=== LISTED ENTRIES ===

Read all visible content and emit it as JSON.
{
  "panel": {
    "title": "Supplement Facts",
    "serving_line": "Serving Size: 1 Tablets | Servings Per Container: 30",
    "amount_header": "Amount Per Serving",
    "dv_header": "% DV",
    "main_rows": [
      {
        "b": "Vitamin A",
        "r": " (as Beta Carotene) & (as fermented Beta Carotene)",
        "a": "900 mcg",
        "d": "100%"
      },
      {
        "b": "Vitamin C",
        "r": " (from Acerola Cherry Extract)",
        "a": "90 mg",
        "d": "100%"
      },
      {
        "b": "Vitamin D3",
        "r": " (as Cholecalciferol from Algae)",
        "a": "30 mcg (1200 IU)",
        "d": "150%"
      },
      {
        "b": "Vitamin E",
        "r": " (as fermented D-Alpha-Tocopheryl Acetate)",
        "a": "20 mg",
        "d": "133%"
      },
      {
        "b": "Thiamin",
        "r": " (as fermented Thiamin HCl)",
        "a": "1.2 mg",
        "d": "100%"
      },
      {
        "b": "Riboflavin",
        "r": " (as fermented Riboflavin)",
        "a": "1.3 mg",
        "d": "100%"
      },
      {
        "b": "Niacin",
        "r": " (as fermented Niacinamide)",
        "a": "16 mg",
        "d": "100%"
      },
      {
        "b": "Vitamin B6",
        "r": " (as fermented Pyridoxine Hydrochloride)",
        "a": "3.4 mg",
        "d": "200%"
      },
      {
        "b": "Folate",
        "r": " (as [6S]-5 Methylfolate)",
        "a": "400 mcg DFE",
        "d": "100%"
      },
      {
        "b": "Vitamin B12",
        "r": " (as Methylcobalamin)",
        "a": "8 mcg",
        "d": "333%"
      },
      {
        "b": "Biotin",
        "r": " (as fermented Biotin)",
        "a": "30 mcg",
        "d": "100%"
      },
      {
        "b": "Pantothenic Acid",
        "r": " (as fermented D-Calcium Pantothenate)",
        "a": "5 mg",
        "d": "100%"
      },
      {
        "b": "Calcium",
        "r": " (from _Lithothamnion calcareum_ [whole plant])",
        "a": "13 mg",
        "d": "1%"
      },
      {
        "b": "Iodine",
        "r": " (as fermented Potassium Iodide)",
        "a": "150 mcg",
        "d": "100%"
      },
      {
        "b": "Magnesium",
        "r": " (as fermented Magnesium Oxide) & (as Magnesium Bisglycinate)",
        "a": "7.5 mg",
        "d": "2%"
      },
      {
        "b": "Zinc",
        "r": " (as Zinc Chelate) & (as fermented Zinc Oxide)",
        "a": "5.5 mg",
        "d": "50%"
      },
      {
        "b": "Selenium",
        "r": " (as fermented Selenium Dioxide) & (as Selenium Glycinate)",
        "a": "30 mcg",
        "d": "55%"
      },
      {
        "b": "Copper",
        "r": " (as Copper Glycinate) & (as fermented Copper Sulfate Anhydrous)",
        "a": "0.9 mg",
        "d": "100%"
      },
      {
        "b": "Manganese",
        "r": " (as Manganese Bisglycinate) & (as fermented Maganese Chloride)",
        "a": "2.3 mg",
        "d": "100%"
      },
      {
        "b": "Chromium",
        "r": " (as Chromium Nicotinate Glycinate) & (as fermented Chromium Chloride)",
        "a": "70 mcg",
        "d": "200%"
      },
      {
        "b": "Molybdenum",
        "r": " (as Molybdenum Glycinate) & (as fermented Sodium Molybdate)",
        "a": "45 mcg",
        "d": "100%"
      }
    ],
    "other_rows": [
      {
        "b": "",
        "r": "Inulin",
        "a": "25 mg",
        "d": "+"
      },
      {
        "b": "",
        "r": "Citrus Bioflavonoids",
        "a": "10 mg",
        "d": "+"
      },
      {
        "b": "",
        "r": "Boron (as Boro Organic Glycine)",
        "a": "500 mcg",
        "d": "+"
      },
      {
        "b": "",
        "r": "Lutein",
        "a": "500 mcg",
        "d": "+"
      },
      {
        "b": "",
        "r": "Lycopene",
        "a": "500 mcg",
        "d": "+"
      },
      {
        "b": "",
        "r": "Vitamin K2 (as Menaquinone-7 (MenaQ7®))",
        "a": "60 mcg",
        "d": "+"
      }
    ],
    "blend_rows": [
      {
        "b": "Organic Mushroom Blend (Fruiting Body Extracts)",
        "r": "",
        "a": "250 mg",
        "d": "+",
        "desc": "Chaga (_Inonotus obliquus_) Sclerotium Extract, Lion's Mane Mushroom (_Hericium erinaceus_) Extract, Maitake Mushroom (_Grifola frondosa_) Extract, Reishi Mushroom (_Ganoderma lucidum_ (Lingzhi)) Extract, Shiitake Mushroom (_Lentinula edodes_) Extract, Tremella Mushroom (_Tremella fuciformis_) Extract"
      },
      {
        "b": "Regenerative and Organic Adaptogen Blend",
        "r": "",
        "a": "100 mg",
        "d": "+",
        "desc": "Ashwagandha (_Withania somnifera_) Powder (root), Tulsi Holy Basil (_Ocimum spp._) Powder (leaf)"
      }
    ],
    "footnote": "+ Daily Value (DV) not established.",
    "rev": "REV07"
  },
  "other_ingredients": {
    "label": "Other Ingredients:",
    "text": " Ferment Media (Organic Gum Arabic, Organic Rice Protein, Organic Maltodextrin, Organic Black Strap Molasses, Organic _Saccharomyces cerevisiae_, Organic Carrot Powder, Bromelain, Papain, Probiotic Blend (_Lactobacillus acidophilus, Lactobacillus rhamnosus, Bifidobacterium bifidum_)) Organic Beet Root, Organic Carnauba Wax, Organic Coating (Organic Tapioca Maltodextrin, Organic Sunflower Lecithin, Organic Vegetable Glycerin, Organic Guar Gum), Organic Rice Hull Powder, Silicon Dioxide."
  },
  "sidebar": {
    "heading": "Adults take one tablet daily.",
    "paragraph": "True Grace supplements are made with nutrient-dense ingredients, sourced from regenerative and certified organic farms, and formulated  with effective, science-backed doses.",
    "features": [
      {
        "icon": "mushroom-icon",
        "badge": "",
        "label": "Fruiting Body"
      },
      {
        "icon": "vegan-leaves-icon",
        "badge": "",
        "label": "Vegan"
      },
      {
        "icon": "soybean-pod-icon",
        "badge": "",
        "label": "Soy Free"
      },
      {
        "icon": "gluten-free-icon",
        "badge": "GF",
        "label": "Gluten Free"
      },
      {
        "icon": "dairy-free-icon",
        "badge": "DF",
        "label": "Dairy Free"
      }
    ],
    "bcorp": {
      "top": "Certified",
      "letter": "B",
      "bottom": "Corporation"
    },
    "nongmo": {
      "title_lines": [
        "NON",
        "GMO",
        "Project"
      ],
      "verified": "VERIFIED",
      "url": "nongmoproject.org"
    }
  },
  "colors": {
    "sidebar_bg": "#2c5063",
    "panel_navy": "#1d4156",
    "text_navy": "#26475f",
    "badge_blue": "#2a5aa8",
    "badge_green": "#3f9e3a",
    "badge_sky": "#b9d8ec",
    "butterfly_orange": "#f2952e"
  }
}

===

GOAL OF THE EXERCISE:
All lines in the records above that contain "Thiamin" are to be reported.

EXERCISE SOLUTION:
        "b": "Thiamin",
        "r": " (as fermented Thiamin HCl)",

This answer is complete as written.